** BEGIN **
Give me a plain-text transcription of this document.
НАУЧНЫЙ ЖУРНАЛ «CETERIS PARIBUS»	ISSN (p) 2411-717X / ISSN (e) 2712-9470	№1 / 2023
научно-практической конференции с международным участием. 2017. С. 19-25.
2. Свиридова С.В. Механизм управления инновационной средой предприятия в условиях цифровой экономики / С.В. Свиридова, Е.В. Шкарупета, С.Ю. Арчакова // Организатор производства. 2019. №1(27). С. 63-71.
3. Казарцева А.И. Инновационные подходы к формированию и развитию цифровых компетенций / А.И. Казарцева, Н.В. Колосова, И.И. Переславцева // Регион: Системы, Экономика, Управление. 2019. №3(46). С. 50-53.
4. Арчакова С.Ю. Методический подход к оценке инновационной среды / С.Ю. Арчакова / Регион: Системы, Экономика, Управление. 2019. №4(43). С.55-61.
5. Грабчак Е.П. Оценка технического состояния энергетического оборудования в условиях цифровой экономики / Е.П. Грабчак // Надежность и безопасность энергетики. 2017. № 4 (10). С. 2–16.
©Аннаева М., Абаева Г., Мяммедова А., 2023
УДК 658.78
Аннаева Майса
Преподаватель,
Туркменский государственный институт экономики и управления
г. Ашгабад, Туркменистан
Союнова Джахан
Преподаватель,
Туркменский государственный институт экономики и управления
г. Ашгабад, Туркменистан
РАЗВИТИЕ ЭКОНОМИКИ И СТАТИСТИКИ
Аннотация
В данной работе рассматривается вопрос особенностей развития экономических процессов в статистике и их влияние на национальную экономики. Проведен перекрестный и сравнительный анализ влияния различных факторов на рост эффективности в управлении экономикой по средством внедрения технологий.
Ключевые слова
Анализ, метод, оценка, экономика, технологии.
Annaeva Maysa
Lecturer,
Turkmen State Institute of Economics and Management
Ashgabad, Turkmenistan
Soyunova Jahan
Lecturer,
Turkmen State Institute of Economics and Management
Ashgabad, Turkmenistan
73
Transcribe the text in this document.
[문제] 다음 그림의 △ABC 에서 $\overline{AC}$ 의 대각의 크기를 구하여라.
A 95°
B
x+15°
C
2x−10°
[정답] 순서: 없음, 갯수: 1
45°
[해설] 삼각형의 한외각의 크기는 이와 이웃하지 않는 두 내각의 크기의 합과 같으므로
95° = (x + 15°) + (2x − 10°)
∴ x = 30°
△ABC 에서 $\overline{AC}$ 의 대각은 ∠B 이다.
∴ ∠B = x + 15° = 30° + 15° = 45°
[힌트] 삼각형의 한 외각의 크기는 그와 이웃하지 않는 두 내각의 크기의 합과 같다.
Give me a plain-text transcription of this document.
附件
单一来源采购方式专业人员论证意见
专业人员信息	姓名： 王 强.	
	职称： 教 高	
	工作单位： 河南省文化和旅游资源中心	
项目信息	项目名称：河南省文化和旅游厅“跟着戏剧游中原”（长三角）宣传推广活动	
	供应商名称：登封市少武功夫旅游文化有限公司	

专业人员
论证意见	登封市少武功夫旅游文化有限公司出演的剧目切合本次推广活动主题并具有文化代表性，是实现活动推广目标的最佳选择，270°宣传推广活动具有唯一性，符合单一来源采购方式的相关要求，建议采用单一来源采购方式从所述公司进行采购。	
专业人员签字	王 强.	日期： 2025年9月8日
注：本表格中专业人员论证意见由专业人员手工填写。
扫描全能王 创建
** END **
> INSTRUCTION
Return the lines beginning at the one that contains "Transcribe the text in this document." and continuing through the last line of the data, exactly as they stand and without any others.

> RESULT OF THIS EXERCISE
Transcribe the text in this document.
[문제] 다음 그림의 △ABC 에서 $\overline{AC}$ 의 대각의 크기를 구하여라.
A 95°
B
x+15°
C
2x−10°
[정답] 순서: 없음, 갯수: 1
45°
[해설] 삼각형의 한외각의 크기는 이와 이웃하지 않는 두 내각의 크기의 합과 같으므로
95° = (x + 15°) + (2x − 10°)
∴ x = 30°
△ABC 에서 $\overline{AC}$ 의 대각은 ∠B 이다.
∴ ∠B = x + 15° = 30° + 15° = 45°
[힌트] 삼각형의 한 외각의 크기는 그와 이웃하지 않는 두 내각의 크기의 합과 같다.
Give me a plain-text transcription of this document.
附件
单一来源采购方式专业人员论证意见
专业人员信息	姓名： 王 强.	
	职称： 教 高	
	工作单位： 河南省文化和旅游资源中心	
项目信息	项目名称：河南省文化和旅游厅“跟着戏剧游中原”（长三角）宣传推广活动	
	供应商名称：登封市少武功夫旅游文化有限公司	

专业人员
论证意见	登封市少武功夫旅游文化有限公司出演的剧目切合本次推广活动主题并具有文化代表性，是实现活动推广目标的最佳选择，270°宣传推广活动具有唯一性，符合单一来源采购方式的相关要求，建议采用单一来源采购方式从所述公司进行采购。	
专业人员签字	王 强.	日期： 2025年9月8日
注：本表格中专业人员论证意见由专业人员手工填写。
扫描全能王 创建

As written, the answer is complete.